> EXERCISE PROMPT: Every line that includes the word "Electrons" is to be listed.

Stored records:
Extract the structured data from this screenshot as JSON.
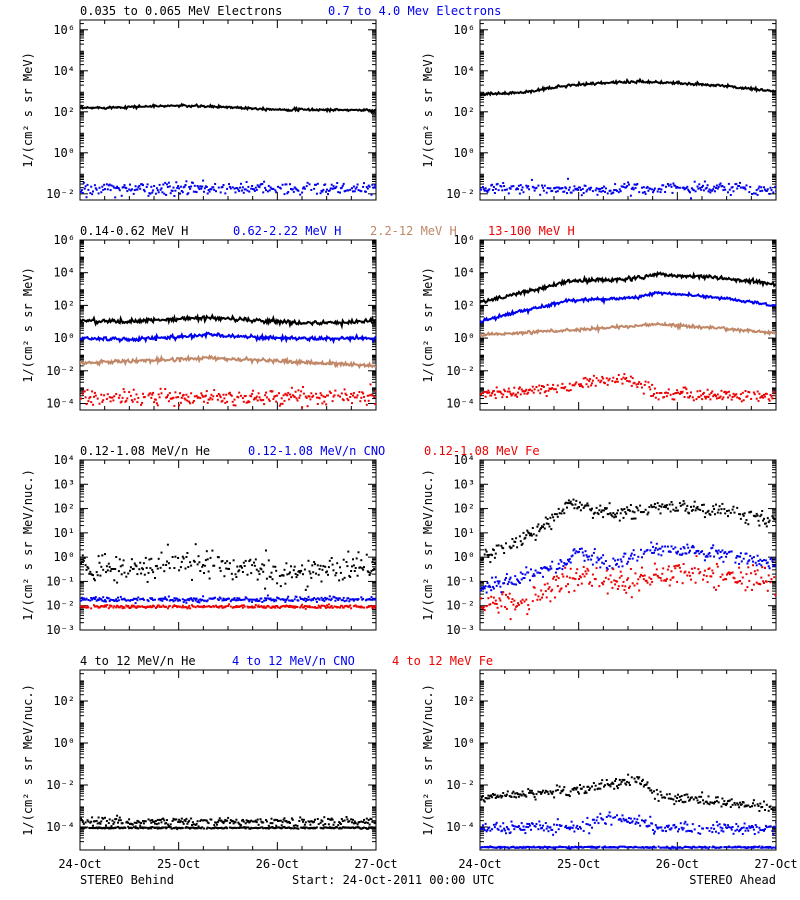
{
  "colors": {
    "black": "#000000",
    "blue": "#0000ee",
    "tan": "#c08868",
    "red": "#ee0000"
  },
  "footer": {
    "x_ticks": [
      "24-Oct",
      "25-Oct",
      "26-Oct",
      "27-Oct"
    ],
    "left_label": "STEREO Behind",
    "center_label": "Start: 24-Oct-2011 00:00 UTC",
    "right_label": "STEREO Ahead"
  },
  "chart_data": [
    {
      "type": "scatter",
      "row_title": [
        "0.035 to 0.065 MeV Electrons",
        "0.7 to 4.0 Mev Electrons"
      ],
      "ylabel": "1/(cm² s sr MeV)",
      "y_scale": "log",
      "ylim": [
        0.005,
        3000000.0
      ],
      "ytick_exponents": [
        -2,
        0,
        2,
        4,
        6
      ],
      "x_range_days": [
        0,
        3
      ],
      "panels": [
        {
          "spacecraft": "STEREO Behind",
          "series": [
            {
              "color": "black",
              "anchors": [
                [
                  0,
                  150
                ],
                [
                  1,
                  200
                ],
                [
                  1.5,
                  170
                ],
                [
                  2,
                  130
                ],
                [
                  3,
                  120
                ]
              ],
              "noise": 0.05,
              "style": "line"
            },
            {
              "color": "blue",
              "anchors": [
                [
                  0,
                  0.02
                ],
                [
                  3,
                  0.02
                ]
              ],
              "noise": 0.15,
              "style": "scatter"
            }
          ]
        },
        {
          "spacecraft": "STEREO Ahead",
          "series": [
            {
              "color": "black",
              "anchors": [
                [
                  0,
                  700
                ],
                [
                  0.5,
                  900
                ],
                [
                  0.8,
                  1800
                ],
                [
                  1.2,
                  2500
                ],
                [
                  1.6,
                  3000
                ],
                [
                  2,
                  2500
                ],
                [
                  2.5,
                  1800
                ],
                [
                  3,
                  1000
                ]
              ],
              "noise": 0.06,
              "style": "line"
            },
            {
              "color": "blue",
              "anchors": [
                [
                  0,
                  0.02
                ],
                [
                  3,
                  0.02
                ]
              ],
              "noise": 0.15,
              "style": "scatter"
            }
          ]
        }
      ]
    },
    {
      "type": "scatter",
      "row_title": [
        "0.14-0.62 MeV H",
        "0.62-2.22 MeV H",
        "2.2-12 MeV H",
        "13-100 MeV H"
      ],
      "ylabel": "1/(cm² s sr MeV)",
      "y_scale": "log",
      "ylim": [
        4e-05,
        1000000.0
      ],
      "ytick_exponents": [
        -4,
        -2,
        0,
        2,
        4,
        6
      ],
      "x_range_days": [
        0,
        3
      ],
      "panels": [
        {
          "spacecraft": "STEREO Behind",
          "series": [
            {
              "color": "black",
              "anchors": [
                [
                  0,
                  12
                ],
                [
                  0.5,
                  10
                ],
                [
                  1.3,
                  18
                ],
                [
                  2,
                  10
                ],
                [
                  2.5,
                  8
                ],
                [
                  3,
                  12
                ]
              ],
              "noise": 0.12,
              "style": "line"
            },
            {
              "color": "blue",
              "anchors": [
                [
                  0,
                  1
                ],
                [
                  0.5,
                  0.8
                ],
                [
                  1.3,
                  1.6
                ],
                [
                  2,
                  1
                ],
                [
                  3,
                  0.9
                ]
              ],
              "noise": 0.1,
              "style": "line"
            },
            {
              "color": "tan",
              "anchors": [
                [
                  0,
                  0.03
                ],
                [
                  1.3,
                  0.06
                ],
                [
                  2,
                  0.04
                ],
                [
                  3,
                  0.02
                ]
              ],
              "noise": 0.1,
              "style": "line"
            },
            {
              "color": "red",
              "anchors": [
                [
                  0,
                  0.0003
                ],
                [
                  3,
                  0.0003
                ]
              ],
              "noise": 0.25,
              "style": "scatter"
            }
          ]
        },
        {
          "spacecraft": "STEREO Ahead",
          "series": [
            {
              "color": "black",
              "anchors": [
                [
                  0,
                  150
                ],
                [
                  0.3,
                  400
                ],
                [
                  0.9,
                  3000
                ],
                [
                  1.5,
                  4000
                ],
                [
                  1.8,
                  8000
                ],
                [
                  2.4,
                  5000
                ],
                [
                  3,
                  2000
                ]
              ],
              "noise": 0.1,
              "style": "line"
            },
            {
              "color": "blue",
              "anchors": [
                [
                  0,
                  10
                ],
                [
                  0.3,
                  30
                ],
                [
                  0.9,
                  200
                ],
                [
                  1.6,
                  300
                ],
                [
                  1.8,
                  600
                ],
                [
                  2.4,
                  300
                ],
                [
                  3,
                  100
                ]
              ],
              "noise": 0.08,
              "style": "line"
            },
            {
              "color": "tan",
              "anchors": [
                [
                  0,
                  1.5
                ],
                [
                  0.9,
                  3
                ],
                [
                  1.8,
                  7
                ],
                [
                  2.4,
                  4
                ],
                [
                  3,
                  2
                ]
              ],
              "noise": 0.08,
              "style": "line"
            },
            {
              "color": "red",
              "anchors": [
                [
                  0,
                  0.0005
                ],
                [
                  0.7,
                  0.0008
                ],
                [
                  1,
                  0.002
                ],
                [
                  1.5,
                  0.004
                ],
                [
                  1.8,
                  0.0004
                ],
                [
                  3,
                  0.0003
                ]
              ],
              "noise": 0.18,
              "style": "scatter"
            }
          ]
        }
      ]
    },
    {
      "type": "scatter",
      "row_title": [
        "0.12-1.08 MeV/n He",
        "0.12-1.08 MeV/n CNO",
        "0.12-1.08 MeV Fe"
      ],
      "ylabel": "1/(cm² s sr MeV/nuc.)",
      "y_scale": "log",
      "ylim": [
        0.001,
        10000
      ],
      "ytick_exponents": [
        -3,
        -2,
        -1,
        0,
        1,
        2,
        3,
        4
      ],
      "x_range_days": [
        0,
        3
      ],
      "panels": [
        {
          "spacecraft": "STEREO Behind",
          "series": [
            {
              "color": "black",
              "anchors": [
                [
                  0,
                  0.5
                ],
                [
                  0.5,
                  0.3
                ],
                [
                  1,
                  0.8
                ],
                [
                  1.5,
                  0.5
                ],
                [
                  2,
                  0.25
                ],
                [
                  2.5,
                  0.3
                ],
                [
                  3,
                  0.5
                ]
              ],
              "noise": 0.3,
              "style": "scatter"
            },
            {
              "color": "blue",
              "anchors": [
                [
                  0,
                  0.02
                ],
                [
                  3,
                  0.02
                ]
              ],
              "noise": 0.05,
              "style": "scatter"
            },
            {
              "color": "red",
              "anchors": [
                [
                  0,
                  0.01
                ],
                [
                  3,
                  0.01
                ]
              ],
              "noise": 0.03,
              "style": "scatter"
            }
          ]
        },
        {
          "spacecraft": "STEREO Ahead",
          "series": [
            {
              "color": "black",
              "anchors": [
                [
                  0,
                  1
                ],
                [
                  0.3,
                  3
                ],
                [
                  0.7,
                  30
                ],
                [
                  0.9,
                  200
                ],
                [
                  1.2,
                  80
                ],
                [
                  1.6,
                  80
                ],
                [
                  1.8,
                  130
                ],
                [
                  2.4,
                  90
                ],
                [
                  3,
                  40
                ]
              ],
              "noise": 0.15,
              "style": "scatter"
            },
            {
              "color": "blue",
              "anchors": [
                [
                  0,
                  0.06
                ],
                [
                  0.3,
                  0.1
                ],
                [
                  0.8,
                  0.5
                ],
                [
                  1,
                  2
                ],
                [
                  1.3,
                  0.6
                ],
                [
                  1.8,
                  2.5
                ],
                [
                  2.4,
                  1.5
                ],
                [
                  3,
                  0.6
                ]
              ],
              "noise": 0.15,
              "style": "scatter"
            },
            {
              "color": "red",
              "anchors": [
                [
                  0,
                  0.01
                ],
                [
                  0.5,
                  0.02
                ],
                [
                  0.8,
                  0.08
                ],
                [
                  1,
                  0.15
                ],
                [
                  1.5,
                  0.1
                ],
                [
                  1.9,
                  0.25
                ],
                [
                  2.4,
                  0.2
                ],
                [
                  3,
                  0.1
                ]
              ],
              "noise": 0.25,
              "style": "scatter"
            }
          ]
        }
      ]
    },
    {
      "type": "scatter",
      "row_title": [
        "4 to 12 MeV/n He",
        "4 to 12 MeV/n CNO",
        "4 to 12 MeV Fe"
      ],
      "ylabel": "1/(cm² s sr MeV/nuc.)",
      "y_scale": "log",
      "ylim": [
        8e-06,
        3000
      ],
      "ytick_exponents": [
        -4,
        -2,
        0,
        2
      ],
      "x_range_days": [
        0,
        3
      ],
      "panels": [
        {
          "spacecraft": "STEREO Behind",
          "series": [
            {
              "color": "black",
              "anchors": [
                [
                  0,
                  0.0001
                ],
                [
                  3,
                  0.0001
                ]
              ],
              "noise": 0.02,
              "style": "scatter"
            },
            {
              "color": "black",
              "anchors": [
                [
                  0,
                  0.0002
                ],
                [
                  3,
                  0.0002
                ]
              ],
              "noise": 0.1,
              "style": "scatter"
            }
          ]
        },
        {
          "spacecraft": "STEREO Ahead",
          "series": [
            {
              "color": "black",
              "anchors": [
                [
                  0,
                  0.003
                ],
                [
                  0.5,
                  0.004
                ],
                [
                  0.9,
                  0.006
                ],
                [
                  1.3,
                  0.01
                ],
                [
                  1.6,
                  0.02
                ],
                [
                  1.8,
                  0.003
                ],
                [
                  2.4,
                  0.002
                ],
                [
                  3,
                  0.0008
                ]
              ],
              "noise": 0.12,
              "style": "scatter"
            },
            {
              "color": "blue",
              "anchors": [
                [
                  0,
                  0.0001
                ],
                [
                  0.9,
                  0.0001
                ],
                [
                  1.3,
                  0.0003
                ],
                [
                  1.6,
                  0.0002
                ],
                [
                  1.8,
                  0.0001
                ],
                [
                  3,
                  0.0001
                ]
              ],
              "noise": 0.15,
              "style": "scatter"
            },
            {
              "color": "blue",
              "anchors": [
                [
                  0,
                  1.2e-05
                ],
                [
                  3,
                  1.2e-05
                ]
              ],
              "noise": 0.02,
              "style": "scatter"
            }
          ]
        }
      ]
    }
  ]
}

> RESULT BELOW:
        "0.035 to 0.065 MeV Electrons",
        "0.7 to 4.0 Mev Electrons"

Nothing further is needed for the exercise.